AVAILABLE DATA.
········

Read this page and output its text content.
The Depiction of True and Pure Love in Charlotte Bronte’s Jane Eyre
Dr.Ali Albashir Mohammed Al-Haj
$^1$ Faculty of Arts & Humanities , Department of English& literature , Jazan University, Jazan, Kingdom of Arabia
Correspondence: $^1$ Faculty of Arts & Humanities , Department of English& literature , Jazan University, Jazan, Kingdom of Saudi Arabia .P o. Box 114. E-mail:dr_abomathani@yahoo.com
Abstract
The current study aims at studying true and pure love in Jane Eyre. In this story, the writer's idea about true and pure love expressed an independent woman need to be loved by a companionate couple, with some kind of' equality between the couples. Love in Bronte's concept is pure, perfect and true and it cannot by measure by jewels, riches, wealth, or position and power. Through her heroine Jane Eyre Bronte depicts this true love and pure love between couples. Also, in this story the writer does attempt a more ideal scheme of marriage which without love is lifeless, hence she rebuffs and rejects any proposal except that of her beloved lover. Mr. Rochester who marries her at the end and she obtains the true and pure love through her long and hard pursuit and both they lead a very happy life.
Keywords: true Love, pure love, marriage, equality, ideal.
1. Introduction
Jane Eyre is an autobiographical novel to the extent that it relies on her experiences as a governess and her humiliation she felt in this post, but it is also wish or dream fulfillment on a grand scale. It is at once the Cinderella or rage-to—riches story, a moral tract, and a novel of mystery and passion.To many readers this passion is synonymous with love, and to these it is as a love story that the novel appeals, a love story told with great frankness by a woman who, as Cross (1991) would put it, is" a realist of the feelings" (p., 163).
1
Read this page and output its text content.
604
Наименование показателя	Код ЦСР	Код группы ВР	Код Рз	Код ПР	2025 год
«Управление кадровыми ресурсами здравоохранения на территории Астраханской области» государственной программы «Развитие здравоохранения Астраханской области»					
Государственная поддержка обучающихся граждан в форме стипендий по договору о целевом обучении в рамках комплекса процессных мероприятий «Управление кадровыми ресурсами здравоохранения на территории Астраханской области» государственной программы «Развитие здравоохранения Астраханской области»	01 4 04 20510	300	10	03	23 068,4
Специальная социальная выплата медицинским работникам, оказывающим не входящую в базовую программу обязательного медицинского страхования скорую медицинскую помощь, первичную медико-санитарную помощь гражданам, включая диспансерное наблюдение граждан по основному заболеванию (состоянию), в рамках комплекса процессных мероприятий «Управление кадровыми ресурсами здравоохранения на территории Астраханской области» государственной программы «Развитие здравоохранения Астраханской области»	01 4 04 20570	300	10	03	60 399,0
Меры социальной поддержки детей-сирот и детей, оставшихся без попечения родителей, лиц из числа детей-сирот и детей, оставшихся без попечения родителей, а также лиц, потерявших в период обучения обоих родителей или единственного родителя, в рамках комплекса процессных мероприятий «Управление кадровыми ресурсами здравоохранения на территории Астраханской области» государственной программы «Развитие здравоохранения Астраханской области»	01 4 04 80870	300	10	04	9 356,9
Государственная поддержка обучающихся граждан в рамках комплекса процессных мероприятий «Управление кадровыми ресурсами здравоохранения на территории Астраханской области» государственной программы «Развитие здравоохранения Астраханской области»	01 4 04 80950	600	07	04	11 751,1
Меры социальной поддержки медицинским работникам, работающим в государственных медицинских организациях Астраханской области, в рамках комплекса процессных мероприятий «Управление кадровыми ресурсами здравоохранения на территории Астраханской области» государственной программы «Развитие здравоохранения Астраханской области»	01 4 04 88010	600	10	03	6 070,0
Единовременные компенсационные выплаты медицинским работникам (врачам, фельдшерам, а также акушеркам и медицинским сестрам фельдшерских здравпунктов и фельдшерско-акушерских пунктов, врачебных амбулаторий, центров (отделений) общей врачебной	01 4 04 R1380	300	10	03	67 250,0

········

THE EXERCISE.
Each of the records should be retyped exactly.

SOLUTION TO THIS EXERCISE.
Read this page and output its text content.
The Depiction of True and Pure Love in Charlotte Bronte’s Jane Eyre
Dr.Ali Albashir Mohammed Al-Haj
$^1$ Faculty of Arts & Humanities , Department of English& literature , Jazan University, Jazan, Kingdom of Arabia
Correspondence: $^1$ Faculty of Arts & Humanities , Department of English& literature , Jazan University, Jazan, Kingdom of Saudi Arabia .P o. Box 114. E-mail:dr_abomathani@yahoo.com
Abstract
The current study aims at studying true and pure love in Jane Eyre. In this story, the writer's idea about true and pure love expressed an independent woman need to be loved by a companionate couple, with some kind of' equality between the couples. Love in Bronte's concept is pure, perfect and true and it cannot by measure by jewels, riches, wealth, or position and power. Through her heroine Jane Eyre Bronte depicts this true love and pure love between couples. Also, in this story the writer does attempt a more ideal scheme of marriage which without love is lifeless, hence she rebuffs and rejects any proposal except that of her beloved lover. Mr. Rochester who marries her at the end and she obtains the true and pure love through her long and hard pursuit and both they lead a very happy life.
Keywords: true Love, pure love, marriage, equality, ideal.
1. Introduction
Jane Eyre is an autobiographical novel to the extent that it relies on her experiences as a governess and her humiliation she felt in this post, but it is also wish or dream fulfillment on a grand scale. It is at once the Cinderella or rage-to—riches story, a moral tract, and a novel of mystery and passion.To many readers this passion is synonymous with love, and to these it is as a love story that the novel appeals, a love story told with great frankness by a woman who, as Cross (1991) would put it, is" a realist of the feelings" (p., 163).
1
Read this page and output its text content.
604
Наименование показателя	Код ЦСР	Код группы ВР	Код Рз	Код ПР	2025 год
«Управление кадровыми ресурсами здравоохранения на территории Астраханской области» государственной программы «Развитие здравоохранения Астраханской области»					
Государственная поддержка обучающихся граждан в форме стипендий по договору о целевом обучении в рамках комплекса процессных мероприятий «Управление кадровыми ресурсами здравоохранения на территории Астраханской области» государственной программы «Развитие здравоохранения Астраханской области»	01 4 04 20510	300	10	03	23 068,4
Специальная социальная выплата медицинским работникам, оказывающим не входящую в базовую программу обязательного медицинского страхования скорую медицинскую помощь, первичную медико-санитарную помощь гражданам, включая диспансерное наблюдение граждан по основному заболеванию (состоянию), в рамках комплекса процессных мероприятий «Управление кадровыми ресурсами здравоохранения на территории Астраханской области» государственной программы «Развитие здравоохранения Астраханской области»	01 4 04 20570	300	10	03	60 399,0
Меры социальной поддержки детей-сирот и детей, оставшихся без попечения родителей, лиц из числа детей-сирот и детей, оставшихся без попечения родителей, а также лиц, потерявших в период обучения обоих родителей или единственного родителя, в рамках комплекса процессных мероприятий «Управление кадровыми ресурсами здравоохранения на территории Астраханской области» государственной программы «Развитие здравоохранения Астраханской области»	01 4 04 80870	300	10	04	9 356,9
Государственная поддержка обучающихся граждан в рамках комплекса процессных мероприятий «Управление кадровыми ресурсами здравоохранения на территории Астраханской области» государственной программы «Развитие здравоохранения Астраханской области»	01 4 04 80950	600	07	04	11 751,1
Меры социальной поддержки медицинским работникам, работающим в государственных медицинских организациях Астраханской области, в рамках комплекса процессных мероприятий «Управление кадровыми ресурсами здравоохранения на территории Астраханской области» государственной программы «Развитие здравоохранения Астраханской области»	01 4 04 88010	600	10	03	6 070,0
Единовременные компенсационные выплаты медицинским работникам (врачам, фельдшерам, а также акушеркам и медицинским сестрам фельдшерских здравпунктов и фельдшерско-акушерских пунктов, врачебных амбулаторий, центров (отделений) общей врачебной	01 4 04 R1380	300	10	03	67 250,0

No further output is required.